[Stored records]
========
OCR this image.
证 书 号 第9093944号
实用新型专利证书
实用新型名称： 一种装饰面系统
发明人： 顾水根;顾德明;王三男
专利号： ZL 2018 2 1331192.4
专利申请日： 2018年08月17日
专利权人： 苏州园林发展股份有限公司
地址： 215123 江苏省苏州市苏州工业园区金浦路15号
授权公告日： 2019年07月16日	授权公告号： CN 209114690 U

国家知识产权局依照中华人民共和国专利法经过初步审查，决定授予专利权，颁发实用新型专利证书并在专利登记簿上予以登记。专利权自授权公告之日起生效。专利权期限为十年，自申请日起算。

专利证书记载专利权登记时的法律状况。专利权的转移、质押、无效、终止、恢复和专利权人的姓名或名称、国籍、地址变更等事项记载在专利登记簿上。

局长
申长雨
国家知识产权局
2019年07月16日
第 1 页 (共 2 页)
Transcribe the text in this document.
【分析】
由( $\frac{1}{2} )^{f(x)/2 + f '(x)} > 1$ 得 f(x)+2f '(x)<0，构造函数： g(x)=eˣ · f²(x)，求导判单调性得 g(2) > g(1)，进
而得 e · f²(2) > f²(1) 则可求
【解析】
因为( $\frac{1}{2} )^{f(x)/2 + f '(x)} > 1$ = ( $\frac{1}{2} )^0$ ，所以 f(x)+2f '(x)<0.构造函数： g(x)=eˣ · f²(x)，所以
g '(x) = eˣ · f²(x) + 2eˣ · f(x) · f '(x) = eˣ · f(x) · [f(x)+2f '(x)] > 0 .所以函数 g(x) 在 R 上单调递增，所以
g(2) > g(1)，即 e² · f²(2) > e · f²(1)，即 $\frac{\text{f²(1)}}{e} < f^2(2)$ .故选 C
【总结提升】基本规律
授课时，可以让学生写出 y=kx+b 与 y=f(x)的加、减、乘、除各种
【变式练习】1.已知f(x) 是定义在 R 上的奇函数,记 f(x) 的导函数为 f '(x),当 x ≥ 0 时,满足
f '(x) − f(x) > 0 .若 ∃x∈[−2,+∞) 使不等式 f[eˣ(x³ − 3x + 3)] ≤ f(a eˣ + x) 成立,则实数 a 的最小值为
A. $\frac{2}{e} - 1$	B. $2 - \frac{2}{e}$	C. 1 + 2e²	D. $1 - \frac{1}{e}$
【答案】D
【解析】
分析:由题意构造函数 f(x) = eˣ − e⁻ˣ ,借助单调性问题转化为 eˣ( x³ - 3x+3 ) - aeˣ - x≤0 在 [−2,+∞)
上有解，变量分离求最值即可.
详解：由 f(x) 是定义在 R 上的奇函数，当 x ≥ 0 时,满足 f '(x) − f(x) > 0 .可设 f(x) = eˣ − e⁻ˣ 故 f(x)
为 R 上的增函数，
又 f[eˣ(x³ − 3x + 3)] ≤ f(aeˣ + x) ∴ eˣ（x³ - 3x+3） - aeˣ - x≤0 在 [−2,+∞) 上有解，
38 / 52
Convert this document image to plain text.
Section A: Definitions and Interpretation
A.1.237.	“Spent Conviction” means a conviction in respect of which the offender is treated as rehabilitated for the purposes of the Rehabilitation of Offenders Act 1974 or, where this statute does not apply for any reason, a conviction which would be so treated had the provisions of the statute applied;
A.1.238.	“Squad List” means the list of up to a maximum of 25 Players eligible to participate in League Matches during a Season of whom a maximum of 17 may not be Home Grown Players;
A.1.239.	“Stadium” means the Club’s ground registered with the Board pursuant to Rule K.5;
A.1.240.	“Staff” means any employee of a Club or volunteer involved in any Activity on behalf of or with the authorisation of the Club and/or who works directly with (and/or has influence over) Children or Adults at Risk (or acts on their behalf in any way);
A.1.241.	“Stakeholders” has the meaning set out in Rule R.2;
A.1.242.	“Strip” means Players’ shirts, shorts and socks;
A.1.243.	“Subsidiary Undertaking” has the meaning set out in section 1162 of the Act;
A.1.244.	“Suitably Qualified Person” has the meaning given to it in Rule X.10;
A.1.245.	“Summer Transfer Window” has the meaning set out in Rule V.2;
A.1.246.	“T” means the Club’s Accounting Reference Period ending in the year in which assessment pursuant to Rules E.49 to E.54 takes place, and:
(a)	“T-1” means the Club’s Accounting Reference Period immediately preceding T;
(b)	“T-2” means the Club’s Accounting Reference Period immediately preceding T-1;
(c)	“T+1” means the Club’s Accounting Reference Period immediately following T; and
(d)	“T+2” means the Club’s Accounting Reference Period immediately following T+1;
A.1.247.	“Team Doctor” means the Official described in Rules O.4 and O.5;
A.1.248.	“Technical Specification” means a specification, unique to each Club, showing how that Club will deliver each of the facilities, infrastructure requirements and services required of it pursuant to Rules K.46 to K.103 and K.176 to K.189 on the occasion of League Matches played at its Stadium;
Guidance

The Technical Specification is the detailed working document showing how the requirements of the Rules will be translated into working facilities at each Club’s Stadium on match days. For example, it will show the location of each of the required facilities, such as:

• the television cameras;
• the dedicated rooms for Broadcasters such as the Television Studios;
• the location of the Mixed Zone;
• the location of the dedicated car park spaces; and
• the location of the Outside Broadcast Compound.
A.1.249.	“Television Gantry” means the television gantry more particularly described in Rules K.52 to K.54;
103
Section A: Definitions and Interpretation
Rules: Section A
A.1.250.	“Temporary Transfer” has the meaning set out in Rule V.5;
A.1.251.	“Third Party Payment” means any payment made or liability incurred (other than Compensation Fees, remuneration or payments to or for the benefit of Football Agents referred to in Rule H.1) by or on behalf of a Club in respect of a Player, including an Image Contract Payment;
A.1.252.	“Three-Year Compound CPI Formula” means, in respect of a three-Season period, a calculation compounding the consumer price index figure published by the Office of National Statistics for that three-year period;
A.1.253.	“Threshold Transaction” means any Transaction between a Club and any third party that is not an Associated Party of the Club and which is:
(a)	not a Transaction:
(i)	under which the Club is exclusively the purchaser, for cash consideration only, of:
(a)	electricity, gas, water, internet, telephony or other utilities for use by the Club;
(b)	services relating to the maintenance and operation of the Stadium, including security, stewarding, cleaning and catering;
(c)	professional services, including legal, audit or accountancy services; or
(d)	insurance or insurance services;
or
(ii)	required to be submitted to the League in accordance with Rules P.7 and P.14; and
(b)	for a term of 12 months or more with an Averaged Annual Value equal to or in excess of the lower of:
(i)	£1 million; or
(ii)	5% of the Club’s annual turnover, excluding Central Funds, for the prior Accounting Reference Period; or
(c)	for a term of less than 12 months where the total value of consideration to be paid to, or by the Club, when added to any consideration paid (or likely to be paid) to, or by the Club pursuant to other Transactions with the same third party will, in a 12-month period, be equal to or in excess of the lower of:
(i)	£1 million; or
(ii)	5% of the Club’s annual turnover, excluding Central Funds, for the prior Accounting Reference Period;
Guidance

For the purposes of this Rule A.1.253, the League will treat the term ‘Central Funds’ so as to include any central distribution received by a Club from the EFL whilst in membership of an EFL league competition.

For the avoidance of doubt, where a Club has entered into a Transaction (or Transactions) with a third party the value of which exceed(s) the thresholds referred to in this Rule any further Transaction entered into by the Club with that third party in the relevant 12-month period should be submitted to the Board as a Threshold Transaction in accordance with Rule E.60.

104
========
- [TASK OBJECTIVE] Repeat every record, keeping each word and mark exactly as it is.

- [EXERCISE RESPONSE]
OCR this image.
证 书 号 第9093944号
实用新型专利证书
实用新型名称： 一种装饰面系统
发明人： 顾水根;顾德明;王三男
专利号： ZL 2018 2 1331192.4
专利申请日： 2018年08月17日
专利权人： 苏州园林发展股份有限公司
地址： 215123 江苏省苏州市苏州工业园区金浦路15号
授权公告日： 2019年07月16日	授权公告号： CN 209114690 U

国家知识产权局依照中华人民共和国专利法经过初步审查，决定授予专利权，颁发实用新型专利证书并在专利登记簿上予以登记。专利权自授权公告之日起生效。专利权期限为十年，自申请日起算。

专利证书记载专利权登记时的法律状况。专利权的转移、质押、无效、终止、恢复和专利权人的姓名或名称、国籍、地址变更等事项记载在专利登记簿上。

局长
申长雨
国家知识产权局
2019年07月16日
第 1 页 (共 2 页)
Transcribe the text in this document.
【分析】
由( $\frac{1}{2} )^{f(x)/2 + f '(x)} > 1$ 得 f(x)+2f '(x)<0，构造函数： g(x)=eˣ · f²(x)，求导判单调性得 g(2) > g(1)，进
而得 e · f²(2) > f²(1) 则可求
【解析】
因为( $\frac{1}{2} )^{f(x)/2 + f '(x)} > 1$ = ( $\frac{1}{2} )^0$ ，所以 f(x)+2f '(x)<0.构造函数： g(x)=eˣ · f²(x)，所以
g '(x) = eˣ · f²(x) + 2eˣ · f(x) · f '(x) = eˣ · f(x) · [f(x)+2f '(x)] > 0 .所以函数 g(x) 在 R 上单调递增，所以
g(2) > g(1)，即 e² · f²(2) > e · f²(1)，即 $\frac{\text{f²(1)}}{e} < f^2(2)$ .故选 C
【总结提升】基本规律
授课时，可以让学生写出 y=kx+b 与 y=f(x)的加、减、乘、除各种
【变式练习】1.已知f(x) 是定义在 R 上的奇函数,记 f(x) 的导函数为 f '(x),当 x ≥ 0 时,满足
f '(x) − f(x) > 0 .若 ∃x∈[−2,+∞) 使不等式 f[eˣ(x³ − 3x + 3)] ≤ f(a eˣ + x) 成立,则实数 a 的最小值为
A. $\frac{2}{e} - 1$	B. $2 - \frac{2}{e}$	C. 1 + 2e²	D. $1 - \frac{1}{e}$
【答案】D
【解析】
分析:由题意构造函数 f(x) = eˣ − e⁻ˣ ,借助单调性问题转化为 eˣ( x³ - 3x+3 ) - aeˣ - x≤0 在 [−2,+∞)
上有解，变量分离求最值即可.
详解：由 f(x) 是定义在 R 上的奇函数，当 x ≥ 0 时,满足 f '(x) − f(x) > 0 .可设 f(x) = eˣ − e⁻ˣ 故 f(x)
为 R 上的增函数，
又 f[eˣ(x³ − 3x + 3)] ≤ f(aeˣ + x) ∴ eˣ（x³ - 3x+3） - aeˣ - x≤0 在 [−2,+∞) 上有解，
38 / 52
Convert this document image to plain text.
Section A: Definitions and Interpretation
A.1.237.	“Spent Conviction” means a conviction in respect of which the offender is treated as rehabilitated for the purposes of the Rehabilitation of Offenders Act 1974 or, where this statute does not apply for any reason, a conviction which would be so treated had the provisions of the statute applied;
A.1.238.	“Squad List” means the list of up to a maximum of 25 Players eligible to participate in League Matches during a Season of whom a maximum of 17 may not be Home Grown Players;
A.1.239.	“Stadium” means the Club’s ground registered with the Board pursuant to Rule K.5;
A.1.240.	“Staff” means any employee of a Club or volunteer involved in any Activity on behalf of or with the authorisation of the Club and/or who works directly with (and/or has influence over) Children or Adults at Risk (or acts on their behalf in any way);
A.1.241.	“Stakeholders” has the meaning set out in Rule R.2;
A.1.242.	“Strip” means Players’ shirts, shorts and socks;
A.1.243.	“Subsidiary Undertaking” has the meaning set out in section 1162 of the Act;
A.1.244.	“Suitably Qualified Person” has the meaning given to it in Rule X.10;
A.1.245.	“Summer Transfer Window” has the meaning set out in Rule V.2;
A.1.246.	“T” means the Club’s Accounting Reference Period ending in the year in which assessment pursuant to Rules E.49 to E.54 takes place, and:
(a)	“T-1” means the Club’s Accounting Reference Period immediately preceding T;
(b)	“T-2” means the Club’s Accounting Reference Period immediately preceding T-1;
(c)	“T+1” means the Club’s Accounting Reference Period immediately following T; and
(d)	“T+2” means the Club’s Accounting Reference Period immediately following T+1;
A.1.247.	“Team Doctor” means the Official described in Rules O.4 and O.5;
A.1.248.	“Technical Specification” means a specification, unique to each Club, showing how that Club will deliver each of the facilities, infrastructure requirements and services required of it pursuant to Rules K.46 to K.103 and K.176 to K.189 on the occasion of League Matches played at its Stadium;
Guidance

The Technical Specification is the detailed working document showing how the requirements of the Rules will be translated into working facilities at each Club’s Stadium on match days. For example, it will show the location of each of the required facilities, such as:

• the television cameras;
• the dedicated rooms for Broadcasters such as the Television Studios;
• the location of the Mixed Zone;
• the location of the dedicated car park spaces; and
• the location of the Outside Broadcast Compound.
A.1.249.	“Television Gantry” means the television gantry more particularly described in Rules K.52 to K.54;
103
Section A: Definitions and Interpretation
Rules: Section A
A.1.250.	“Temporary Transfer” has the meaning set out in Rule V.5;
A.1.251.	“Third Party Payment” means any payment made or liability incurred (other than Compensation Fees, remuneration or payments to or for the benefit of Football Agents referred to in Rule H.1) by or on behalf of a Club in respect of a Player, including an Image Contract Payment;
A.1.252.	“Three-Year Compound CPI Formula” means, in respect of a three-Season period, a calculation compounding the consumer price index figure published by the Office of National Statistics for that three-year period;
A.1.253.	“Threshold Transaction” means any Transaction between a Club and any third party that is not an Associated Party of the Club and which is:
(a)	not a Transaction:
(i)	under which the Club is exclusively the purchaser, for cash consideration only, of:
(a)	electricity, gas, water, internet, telephony or other utilities for use by the Club;
(b)	services relating to the maintenance and operation of the Stadium, including security, stewarding, cleaning and catering;
(c)	professional services, including legal, audit or accountancy services; or
(d)	insurance or insurance services;
or
(ii)	required to be submitted to the League in accordance with Rules P.7 and P.14; and
(b)	for a term of 12 months or more with an Averaged Annual Value equal to or in excess of the lower of:
(i)	£1 million; or
(ii)	5% of the Club’s annual turnover, excluding Central Funds, for the prior Accounting Reference Period; or
(c)	for a term of less than 12 months where the total value of consideration to be paid to, or by the Club, when added to any consideration paid (or likely to be paid) to, or by the Club pursuant to other Transactions with the same third party will, in a 12-month period, be equal to or in excess of the lower of:
(i)	£1 million; or
(ii)	5% of the Club’s annual turnover, excluding Central Funds, for the prior Accounting Reference Period;
Guidance

For the purposes of this Rule A.1.253, the League will treat the term ‘Central Funds’ so as to include any central distribution received by a Club from the EFL whilst in membership of an EFL league competition.

For the avoidance of doubt, where a Club has entered into a Transaction (or Transactions) with a third party the value of which exceed(s) the thresholds referred to in this Rule any further Transaction entered into by the Club with that third party in the relevant 12-month period should be submitted to the Board as a Threshold Transaction in accordance with Rule E.60.

104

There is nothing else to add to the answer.